> _SET TASK_: Could you write out every entry exactly as it stands?

[Records from a data collection]
[start]

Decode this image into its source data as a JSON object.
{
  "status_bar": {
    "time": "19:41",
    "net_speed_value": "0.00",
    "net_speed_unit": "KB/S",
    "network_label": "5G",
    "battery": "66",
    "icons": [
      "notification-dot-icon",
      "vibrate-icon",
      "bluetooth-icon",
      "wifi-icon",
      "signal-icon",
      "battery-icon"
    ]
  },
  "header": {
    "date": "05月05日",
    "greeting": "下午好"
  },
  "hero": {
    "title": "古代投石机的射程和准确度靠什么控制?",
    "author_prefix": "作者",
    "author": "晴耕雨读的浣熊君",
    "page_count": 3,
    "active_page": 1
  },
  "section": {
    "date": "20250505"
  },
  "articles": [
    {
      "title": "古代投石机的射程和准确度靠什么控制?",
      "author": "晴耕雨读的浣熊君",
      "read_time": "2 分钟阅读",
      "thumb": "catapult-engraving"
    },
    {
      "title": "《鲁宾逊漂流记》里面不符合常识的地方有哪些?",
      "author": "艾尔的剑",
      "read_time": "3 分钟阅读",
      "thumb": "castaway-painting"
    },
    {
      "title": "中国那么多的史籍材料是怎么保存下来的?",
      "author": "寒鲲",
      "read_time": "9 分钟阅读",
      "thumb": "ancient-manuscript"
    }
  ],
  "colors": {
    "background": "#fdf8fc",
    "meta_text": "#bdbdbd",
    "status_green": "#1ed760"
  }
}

[end]

> _EXERCISE RESPONSE_:
Decode this image into its source data as a JSON object.
{
  "status_bar": {
    "time": "19:41",
    "net_speed_value": "0.00",
    "net_speed_unit": "KB/S",
    "network_label": "5G",
    "battery": "66",
    "icons": [
      "notification-dot-icon",
      "vibrate-icon",
      "bluetooth-icon",
      "wifi-icon",
      "signal-icon",
      "battery-icon"
    ]
  },
  "header": {
    "date": "05月05日",
    "greeting": "下午好"
  },
  "hero": {
    "title": "古代投石机的射程和准确度靠什么控制?",
    "author_prefix": "作者",
    "author": "晴耕雨读的浣熊君",
    "page_count": 3,
    "active_page": 1
  },
  "section": {
    "date": "20250505"
  },
  "articles": [
    {
      "title": "古代投石机的射程和准确度靠什么控制?",
      "author": "晴耕雨读的浣熊君",
      "read_time": "2 分钟阅读",
      "thumb": "catapult-engraving"
    },
    {
      "title": "《鲁宾逊漂流记》里面不符合常识的地方有哪些?",
      "author": "艾尔的剑",
      "read_time": "3 分钟阅读",
      "thumb": "castaway-painting"
    },
    {
      "title": "中国那么多的史籍材料是怎么保存下来的?",
      "author": "寒鲲",
      "read_time": "9 分钟阅读",
      "thumb": "ancient-manuscript"
    }
  ],
  "colors": {
    "background": "#fdf8fc",
    "meta_text": "#bdbdbd",
    "status_green": "#1ed760"
  }
}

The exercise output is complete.